Restate each of the lines below word for word and drop every picture.

• EXTRACTED MATERIAL:
|---|
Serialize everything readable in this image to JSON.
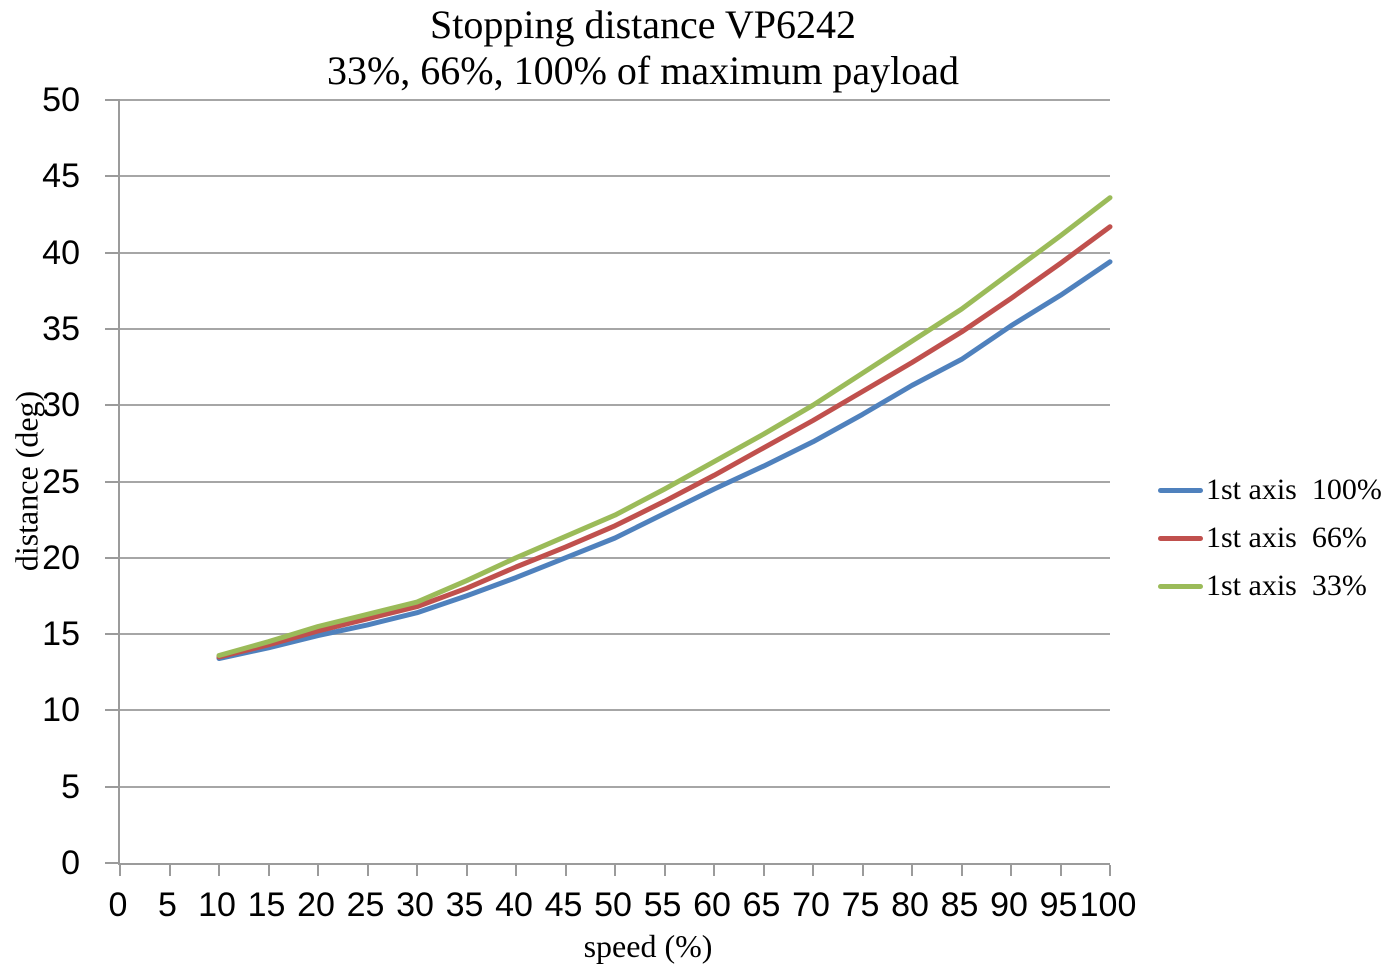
{
  "title": "Stopping distance VP6242",
  "subtitle": "33%, 66%, 100% of maximum payload",
  "axis": {
    "x_title": "speed (%)",
    "y_title": "distance (deg)"
  },
  "colors": {
    "series_blue": "#4F81BD",
    "series_red": "#C0504D",
    "series_green": "#9BBB59",
    "gridline": "#a6a6a6",
    "axis_line": "#9b9b9b"
  },
  "chart_data": {
    "type": "line",
    "title": "Stopping distance VP6242",
    "subtitle": "33%, 66%, 100% of maximum payload",
    "xlabel": "speed (%)",
    "ylabel": "distance (deg)",
    "xlim": [
      0,
      100
    ],
    "ylim": [
      0,
      50
    ],
    "xticks": [
      0,
      5,
      10,
      15,
      20,
      25,
      30,
      35,
      40,
      45,
      50,
      55,
      60,
      65,
      70,
      75,
      80,
      85,
      90,
      95,
      100
    ],
    "yticks": [
      0,
      5,
      10,
      15,
      20,
      25,
      30,
      35,
      40,
      45,
      50
    ],
    "grid": "horizontal-only",
    "legend_position": "right",
    "x": [
      10,
      15,
      20,
      25,
      30,
      35,
      40,
      45,
      50,
      55,
      60,
      65,
      70,
      75,
      80,
      85,
      90,
      95,
      100
    ],
    "series": [
      {
        "name": "1st axis  100%",
        "color": "#4F81BD",
        "values": [
          13.4,
          14.1,
          14.9,
          15.6,
          16.4,
          17.5,
          18.7,
          20.0,
          21.3,
          22.9,
          24.5,
          26.0,
          27.6,
          29.4,
          31.3,
          33.0,
          35.2,
          37.2,
          39.4
        ]
      },
      {
        "name": "1st axis  66%",
        "color": "#C0504D",
        "values": [
          13.5,
          14.3,
          15.2,
          16.0,
          16.8,
          18.0,
          19.4,
          20.7,
          22.1,
          23.7,
          25.4,
          27.2,
          29.0,
          30.9,
          32.8,
          34.8,
          37.0,
          39.3,
          41.7
        ]
      },
      {
        "name": "1st axis  33%",
        "color": "#9BBB59",
        "values": [
          13.6,
          14.5,
          15.5,
          16.3,
          17.1,
          18.5,
          20.0,
          21.4,
          22.8,
          24.5,
          26.3,
          28.1,
          30.0,
          32.1,
          34.2,
          36.3,
          38.7,
          41.1,
          43.6
        ]
      }
    ]
  }
}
|---|
• RESPONSE:
Serialize everything readable in this image to JSON.
{
  "title": "Stopping distance VP6242",
  "subtitle": "33%, 66%, 100% of maximum payload",
  "axis": {
    "x_title": "speed (%)",
    "y_title": "distance (deg)"
  },
  "colors": {
    "series_blue": "#4F81BD",
    "series_red": "#C0504D",
    "series_green": "#9BBB59",
    "gridline": "#a6a6a6",
    "axis_line": "#9b9b9b"
  },
  "chart_data": {
    "type": "line",
    "title": "Stopping distance VP6242",
    "subtitle": "33%, 66%, 100% of maximum payload",
    "xlabel": "speed (%)",
    "ylabel": "distance (deg)",
    "xlim": [
      0,
      100
    ],
    "ylim": [
      0,
      50
    ],
    "xticks": [
      0,
      5,
      10,
      15,
      20,
      25,
      30,
      35,
      40,
      45,
      50,
      55,
      60,
      65,
      70,
      75,
      80,
      85,
      90,
      95,
      100
    ],
    "yticks": [
      0,
      5,
      10,
      15,
      20,
      25,
      30,
      35,
      40,
      45,
      50
    ],
    "grid": "horizontal-only",
    "legend_position": "right",
    "x": [
      10,
      15,
      20,
      25,
      30,
      35,
      40,
      45,
      50,
      55,
      60,
      65,
      70,
      75,
      80,
      85,
      90,
      95,
      100
    ],
    "series": [
      {
        "name": "1st axis  100%",
        "color": "#4F81BD",
        "values": [
          13.4,
          14.1,
          14.9,
          15.6,
          16.4,
          17.5,
          18.7,
          20.0,
          21.3,
          22.9,
          24.5,
          26.0,
          27.6,
          29.4,
          31.3,
          33.0,
          35.2,
          37.2,
          39.4
        ]
      },
      {
        "name": "1st axis  66%",
        "color": "#C0504D",
        "values": [
          13.5,
          14.3,
          15.2,
          16.0,
          16.8,
          18.0,
          19.4,
          20.7,
          22.1,
          23.7,
          25.4,
          27.2,
          29.0,
          30.9,
          32.8,
          34.8,
          37.0,
          39.3,
          41.7
        ]
      },
      {
        "name": "1st axis  33%",
        "color": "#9BBB59",
        "values": [
          13.6,
          14.5,
          15.5,
          16.3,
          17.1,
          18.5,
          20.0,
          21.4,
          22.8,
          24.5,
          26.3,
          28.1,
          30.0,
          32.1,
          34.2,
          36.3,
          38.7,
          41.1,
          43.6
        ]
      }
    ]
  }
}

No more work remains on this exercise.